→ **Required work**
Count the lines below that contain the word "value" and give only that number.
:::::
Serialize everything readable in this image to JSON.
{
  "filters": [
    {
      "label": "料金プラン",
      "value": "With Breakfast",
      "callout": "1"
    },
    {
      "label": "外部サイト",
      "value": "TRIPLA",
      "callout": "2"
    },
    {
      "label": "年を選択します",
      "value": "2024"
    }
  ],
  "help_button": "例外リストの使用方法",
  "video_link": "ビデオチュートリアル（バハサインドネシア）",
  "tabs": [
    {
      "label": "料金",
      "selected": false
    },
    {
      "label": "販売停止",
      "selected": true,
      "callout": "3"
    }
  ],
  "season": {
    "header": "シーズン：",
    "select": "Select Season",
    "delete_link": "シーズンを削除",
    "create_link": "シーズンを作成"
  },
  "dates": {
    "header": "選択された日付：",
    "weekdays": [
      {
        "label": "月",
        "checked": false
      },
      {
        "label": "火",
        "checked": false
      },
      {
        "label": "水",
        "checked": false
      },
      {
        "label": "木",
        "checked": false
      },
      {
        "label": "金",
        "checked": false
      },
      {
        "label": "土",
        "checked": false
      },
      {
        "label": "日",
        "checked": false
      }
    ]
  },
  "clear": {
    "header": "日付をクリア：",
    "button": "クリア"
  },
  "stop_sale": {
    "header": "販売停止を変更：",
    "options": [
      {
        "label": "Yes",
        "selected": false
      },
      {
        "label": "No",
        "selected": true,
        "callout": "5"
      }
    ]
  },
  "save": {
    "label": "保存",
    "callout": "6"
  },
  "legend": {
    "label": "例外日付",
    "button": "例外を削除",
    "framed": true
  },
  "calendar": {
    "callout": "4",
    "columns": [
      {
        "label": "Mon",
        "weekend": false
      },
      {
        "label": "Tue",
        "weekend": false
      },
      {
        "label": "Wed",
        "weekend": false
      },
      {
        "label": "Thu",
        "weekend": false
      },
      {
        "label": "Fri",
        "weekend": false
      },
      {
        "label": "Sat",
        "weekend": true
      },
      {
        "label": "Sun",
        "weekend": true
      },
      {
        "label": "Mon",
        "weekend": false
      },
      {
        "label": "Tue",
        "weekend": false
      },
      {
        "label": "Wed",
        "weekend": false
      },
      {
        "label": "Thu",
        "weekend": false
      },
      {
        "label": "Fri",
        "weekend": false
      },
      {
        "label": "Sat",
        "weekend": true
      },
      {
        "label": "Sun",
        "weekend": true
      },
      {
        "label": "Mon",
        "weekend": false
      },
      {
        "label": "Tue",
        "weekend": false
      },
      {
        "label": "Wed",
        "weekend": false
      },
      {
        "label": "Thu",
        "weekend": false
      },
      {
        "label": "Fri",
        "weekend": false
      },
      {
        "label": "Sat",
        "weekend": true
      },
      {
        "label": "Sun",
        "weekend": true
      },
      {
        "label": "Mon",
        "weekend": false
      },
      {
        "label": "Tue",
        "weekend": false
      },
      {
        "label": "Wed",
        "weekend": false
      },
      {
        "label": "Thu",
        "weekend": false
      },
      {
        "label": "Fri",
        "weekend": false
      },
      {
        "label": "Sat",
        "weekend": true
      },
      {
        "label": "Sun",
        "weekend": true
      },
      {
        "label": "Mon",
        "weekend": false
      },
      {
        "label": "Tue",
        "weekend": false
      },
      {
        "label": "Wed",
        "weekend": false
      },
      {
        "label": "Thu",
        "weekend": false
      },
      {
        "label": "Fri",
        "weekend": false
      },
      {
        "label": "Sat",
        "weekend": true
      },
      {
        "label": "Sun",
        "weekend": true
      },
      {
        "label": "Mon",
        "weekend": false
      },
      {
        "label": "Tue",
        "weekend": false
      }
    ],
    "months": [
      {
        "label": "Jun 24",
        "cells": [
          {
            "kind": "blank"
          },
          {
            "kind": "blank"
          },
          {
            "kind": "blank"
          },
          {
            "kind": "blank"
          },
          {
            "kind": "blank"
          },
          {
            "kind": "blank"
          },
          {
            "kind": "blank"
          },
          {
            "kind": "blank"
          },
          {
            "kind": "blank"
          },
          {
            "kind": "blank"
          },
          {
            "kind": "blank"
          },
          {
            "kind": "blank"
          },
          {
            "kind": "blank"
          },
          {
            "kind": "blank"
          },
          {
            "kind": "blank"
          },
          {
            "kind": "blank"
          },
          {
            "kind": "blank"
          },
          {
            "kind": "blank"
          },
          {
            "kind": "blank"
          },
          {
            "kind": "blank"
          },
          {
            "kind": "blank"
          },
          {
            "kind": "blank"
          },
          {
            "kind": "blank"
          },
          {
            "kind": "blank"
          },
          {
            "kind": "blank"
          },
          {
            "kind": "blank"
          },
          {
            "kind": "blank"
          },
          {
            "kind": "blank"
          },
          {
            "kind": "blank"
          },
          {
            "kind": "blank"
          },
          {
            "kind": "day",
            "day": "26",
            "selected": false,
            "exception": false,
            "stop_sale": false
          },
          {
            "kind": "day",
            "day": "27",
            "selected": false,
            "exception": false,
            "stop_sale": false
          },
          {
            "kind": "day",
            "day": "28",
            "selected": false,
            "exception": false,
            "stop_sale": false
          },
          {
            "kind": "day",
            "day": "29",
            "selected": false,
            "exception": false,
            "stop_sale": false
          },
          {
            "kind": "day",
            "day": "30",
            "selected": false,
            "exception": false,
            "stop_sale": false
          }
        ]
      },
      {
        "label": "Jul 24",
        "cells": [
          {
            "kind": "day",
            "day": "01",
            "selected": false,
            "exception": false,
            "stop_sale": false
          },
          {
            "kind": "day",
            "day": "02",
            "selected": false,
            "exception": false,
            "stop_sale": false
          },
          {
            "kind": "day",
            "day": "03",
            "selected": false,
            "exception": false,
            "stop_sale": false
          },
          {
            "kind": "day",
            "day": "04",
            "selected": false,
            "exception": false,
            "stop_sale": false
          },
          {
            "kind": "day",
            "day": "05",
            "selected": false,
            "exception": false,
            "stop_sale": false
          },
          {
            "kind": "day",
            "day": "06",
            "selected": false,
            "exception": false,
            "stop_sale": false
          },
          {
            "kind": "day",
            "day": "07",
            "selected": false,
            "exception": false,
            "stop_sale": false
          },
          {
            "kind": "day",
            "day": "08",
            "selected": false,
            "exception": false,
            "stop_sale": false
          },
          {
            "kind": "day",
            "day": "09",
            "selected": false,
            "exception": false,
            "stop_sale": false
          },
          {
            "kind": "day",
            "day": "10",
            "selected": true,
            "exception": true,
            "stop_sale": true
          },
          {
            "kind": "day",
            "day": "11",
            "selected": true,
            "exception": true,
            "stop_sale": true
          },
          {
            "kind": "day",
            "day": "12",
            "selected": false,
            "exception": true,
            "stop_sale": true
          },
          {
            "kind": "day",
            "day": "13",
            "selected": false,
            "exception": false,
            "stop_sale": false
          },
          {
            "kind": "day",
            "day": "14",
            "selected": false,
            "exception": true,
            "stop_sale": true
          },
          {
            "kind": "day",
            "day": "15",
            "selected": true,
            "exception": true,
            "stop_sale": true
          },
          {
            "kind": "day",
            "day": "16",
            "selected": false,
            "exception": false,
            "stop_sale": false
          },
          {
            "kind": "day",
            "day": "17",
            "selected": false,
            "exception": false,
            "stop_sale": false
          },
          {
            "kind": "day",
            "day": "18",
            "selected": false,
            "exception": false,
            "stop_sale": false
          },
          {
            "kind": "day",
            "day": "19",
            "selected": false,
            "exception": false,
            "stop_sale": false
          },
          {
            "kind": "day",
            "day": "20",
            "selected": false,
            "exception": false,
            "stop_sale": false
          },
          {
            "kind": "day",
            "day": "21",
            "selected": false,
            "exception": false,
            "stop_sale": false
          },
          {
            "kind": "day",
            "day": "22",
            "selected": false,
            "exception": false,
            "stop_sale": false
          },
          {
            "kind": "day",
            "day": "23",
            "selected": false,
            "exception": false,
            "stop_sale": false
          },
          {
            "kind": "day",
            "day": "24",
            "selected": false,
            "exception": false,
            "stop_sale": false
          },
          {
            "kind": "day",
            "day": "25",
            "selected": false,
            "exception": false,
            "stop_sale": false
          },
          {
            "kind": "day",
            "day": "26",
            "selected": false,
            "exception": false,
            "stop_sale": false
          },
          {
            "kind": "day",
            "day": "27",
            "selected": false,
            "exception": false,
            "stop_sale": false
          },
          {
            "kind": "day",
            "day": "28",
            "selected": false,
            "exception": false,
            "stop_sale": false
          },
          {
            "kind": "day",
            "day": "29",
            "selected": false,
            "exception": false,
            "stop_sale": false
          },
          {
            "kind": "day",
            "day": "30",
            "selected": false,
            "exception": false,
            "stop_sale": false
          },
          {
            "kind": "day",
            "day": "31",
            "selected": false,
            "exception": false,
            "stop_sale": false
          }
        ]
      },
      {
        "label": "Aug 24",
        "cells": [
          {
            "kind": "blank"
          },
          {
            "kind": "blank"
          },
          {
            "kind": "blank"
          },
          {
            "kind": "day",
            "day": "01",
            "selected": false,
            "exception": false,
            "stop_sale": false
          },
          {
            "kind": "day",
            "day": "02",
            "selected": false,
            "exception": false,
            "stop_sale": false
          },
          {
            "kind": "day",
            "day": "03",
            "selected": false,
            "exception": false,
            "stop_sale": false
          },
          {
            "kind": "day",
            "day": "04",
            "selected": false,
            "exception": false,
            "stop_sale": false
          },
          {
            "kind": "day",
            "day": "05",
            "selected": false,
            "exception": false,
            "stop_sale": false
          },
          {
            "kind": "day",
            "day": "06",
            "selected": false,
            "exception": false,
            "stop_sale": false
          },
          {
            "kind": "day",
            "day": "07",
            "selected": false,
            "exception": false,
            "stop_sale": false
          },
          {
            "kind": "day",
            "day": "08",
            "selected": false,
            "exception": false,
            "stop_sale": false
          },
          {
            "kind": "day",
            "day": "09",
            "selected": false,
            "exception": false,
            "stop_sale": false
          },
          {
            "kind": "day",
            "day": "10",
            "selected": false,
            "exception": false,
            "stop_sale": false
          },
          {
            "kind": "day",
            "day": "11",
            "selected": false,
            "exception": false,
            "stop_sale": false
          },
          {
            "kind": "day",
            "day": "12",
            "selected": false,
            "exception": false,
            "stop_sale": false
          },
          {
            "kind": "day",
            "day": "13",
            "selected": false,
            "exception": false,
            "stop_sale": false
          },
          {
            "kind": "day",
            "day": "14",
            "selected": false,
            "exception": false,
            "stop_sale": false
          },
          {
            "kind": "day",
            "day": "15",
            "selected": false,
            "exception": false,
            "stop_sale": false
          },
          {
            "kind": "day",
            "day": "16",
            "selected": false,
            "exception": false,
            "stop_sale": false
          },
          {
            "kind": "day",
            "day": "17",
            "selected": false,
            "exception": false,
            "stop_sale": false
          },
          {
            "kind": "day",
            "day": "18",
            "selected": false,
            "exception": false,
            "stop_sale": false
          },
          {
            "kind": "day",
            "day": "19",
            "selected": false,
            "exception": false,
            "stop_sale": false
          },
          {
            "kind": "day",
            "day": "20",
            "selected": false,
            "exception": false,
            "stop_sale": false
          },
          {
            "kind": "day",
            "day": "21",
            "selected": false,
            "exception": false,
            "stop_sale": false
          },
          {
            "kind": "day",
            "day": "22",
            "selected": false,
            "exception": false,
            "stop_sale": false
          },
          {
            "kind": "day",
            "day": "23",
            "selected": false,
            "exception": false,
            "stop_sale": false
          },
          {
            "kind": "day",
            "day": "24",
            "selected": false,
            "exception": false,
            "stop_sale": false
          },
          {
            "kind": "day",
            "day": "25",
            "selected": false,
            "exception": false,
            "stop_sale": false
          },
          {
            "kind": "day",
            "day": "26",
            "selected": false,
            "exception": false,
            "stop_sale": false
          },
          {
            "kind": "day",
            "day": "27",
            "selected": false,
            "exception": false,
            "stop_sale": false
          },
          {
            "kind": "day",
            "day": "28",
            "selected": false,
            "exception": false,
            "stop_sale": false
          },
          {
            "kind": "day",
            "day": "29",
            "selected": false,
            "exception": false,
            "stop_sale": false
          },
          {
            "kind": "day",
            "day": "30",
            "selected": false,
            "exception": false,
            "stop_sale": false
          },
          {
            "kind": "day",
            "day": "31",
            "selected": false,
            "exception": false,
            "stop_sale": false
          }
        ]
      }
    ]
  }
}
:::::
→ **Solution for this problem**
3